_TASK DETAILS_: Transcribe the lines of the records below without any change, starting at the line that contains "- data-point: [229, 220, 241, 232]" and ending at the line that contains "- x-tick-label: 3月29日: [285, 317, 300, 368]", with both of those lines included.

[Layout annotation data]
────────────────

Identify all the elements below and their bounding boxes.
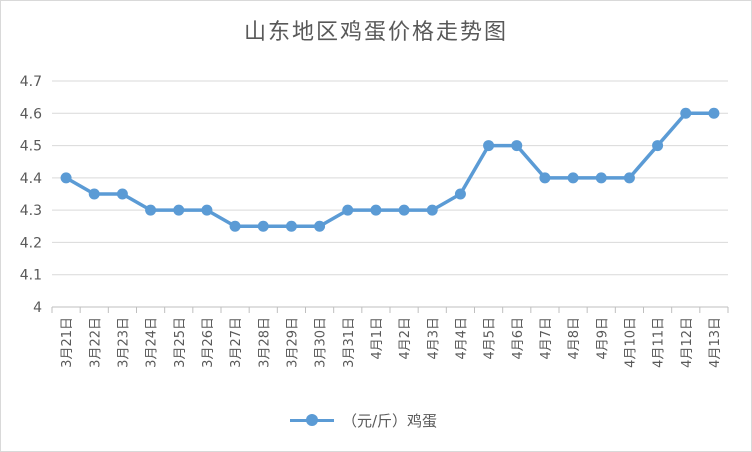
- data-point: [229, 220, 241, 232]
- data-point: [314, 220, 326, 232]
- y-tick-label: 4.7: [20, 74, 42, 90]
- series-layer: [60, 107, 720, 232]
- x-tick-label: 3月21日: [60, 317, 75, 368]
- y-tick-label: 4: [33, 300, 42, 316]
- legend-label: （元/斤）鸡蛋: [342, 411, 438, 430]
- data-point: [680, 107, 692, 119]
- legend: （元/斤）鸡蛋: [290, 408, 437, 432]
- data-point: [652, 140, 664, 152]
- x-tick-label: 4月7日: [539, 317, 554, 360]
- x-tick-label: 4月10日: [623, 317, 638, 368]
- data-point: [595, 172, 607, 184]
- data-point: [483, 140, 495, 152]
- x-tick-label: 4月9日: [595, 317, 610, 360]
- data-point: [201, 204, 213, 216]
- x-tick-label: 3月29日: [285, 317, 300, 368]
- legend-marker: [290, 413, 334, 426]
- data-point: [454, 188, 466, 200]
- data-point: [342, 204, 354, 216]
- x-tick-label: 3月28日: [257, 317, 272, 368]
- x-tick-label: 4月12日: [680, 317, 695, 368]
- x-tick-label: 4月6日: [511, 317, 526, 360]
- series-line: [65, 111, 714, 229]
- data-point: [145, 204, 157, 216]
- x-tick-label: 4月5日: [483, 317, 498, 360]
- x-tick-label: 3月31日: [342, 317, 357, 368]
- chart-title: 山东地区鸡蛋价格走势图: [243, 20, 508, 45]
- x-axis-ticks: 3月21日 3月22日 3月23日 3月24日 3月25日 3月26日 3月27日 3月28日…: [51, 307, 729, 368]
- data-point: [257, 220, 269, 232]
- data-point: [511, 140, 523, 152]
- data-point: [370, 204, 382, 216]
- data-point: [567, 172, 579, 184]
- x-tick-label: 4月1日: [370, 317, 385, 360]
- x-tick-label: 3月23日: [116, 317, 131, 368]
- data-point: [426, 204, 438, 216]
- data-point: [285, 220, 297, 232]
- data-point: [539, 172, 551, 184]
- data-point: [623, 172, 635, 184]
- data-point: [173, 204, 185, 216]
- x-tick-label: 4月3日: [426, 317, 441, 360]
- x-tick-label: 4月13日: [708, 317, 723, 368]
- gridlines: [52, 80, 728, 308]
- x-tick-label: 4月4日: [454, 317, 469, 360]
- x-tick-label: 3月24日: [145, 317, 160, 368]
- data-point: [398, 204, 410, 216]
- data-point: [60, 172, 72, 184]
- x-tick-label: 4月8日: [567, 317, 582, 360]
- data-point: [116, 188, 128, 200]
- x-tick-label: 3月27日: [229, 317, 244, 368]
- y-axis-ticks: 4 4.1 4.2 4.3 4.4 4.5 4.6 4.7: [20, 74, 42, 316]
- y-tick-label: 4.3: [20, 203, 42, 219]
- x-tick-label: 3月25日: [173, 317, 188, 368]
- x-tick-label: 3月22日: [88, 317, 103, 368]
- y-tick-label: 4.2: [20, 235, 42, 251]
- x-tick-label: 3月26日: [201, 317, 216, 368]
- y-tick-label: 4.4: [20, 171, 42, 187]
- x-tick-label: 4月2日: [398, 317, 413, 360]
- x-tick-label: 3月30日: [314, 317, 329, 368]
- y-tick-label: 4.5: [20, 139, 42, 155]
- data-point: [88, 188, 100, 200]
- y-tick-label: 4.1: [20, 268, 42, 284]
- data-point: [708, 107, 720, 119]
- x-tick-label: 4月11日: [652, 317, 667, 368]
- y-tick-label: 4.6: [20, 106, 42, 122]
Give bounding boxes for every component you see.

────────────────

_RESULT_:
- data-point: [229, 220, 241, 232]
- data-point: [314, 220, 326, 232]
- y-tick-label: 4.7: [20, 74, 42, 90]
- series-layer: [60, 107, 720, 232]
- x-tick-label: 3月21日: [60, 317, 75, 368]
- y-tick-label: 4: [33, 300, 42, 316]
- legend-label: （元/斤）鸡蛋: [342, 411, 438, 430]
- data-point: [680, 107, 692, 119]
- legend: （元/斤）鸡蛋: [290, 408, 437, 432]
- data-point: [652, 140, 664, 152]
- x-tick-label: 4月7日: [539, 317, 554, 360]
- x-tick-label: 4月10日: [623, 317, 638, 368]
- data-point: [595, 172, 607, 184]
- data-point: [483, 140, 495, 152]
- x-tick-label: 4月9日: [595, 317, 610, 360]
- data-point: [201, 204, 213, 216]
- x-tick-label: 3月29日: [285, 317, 300, 368]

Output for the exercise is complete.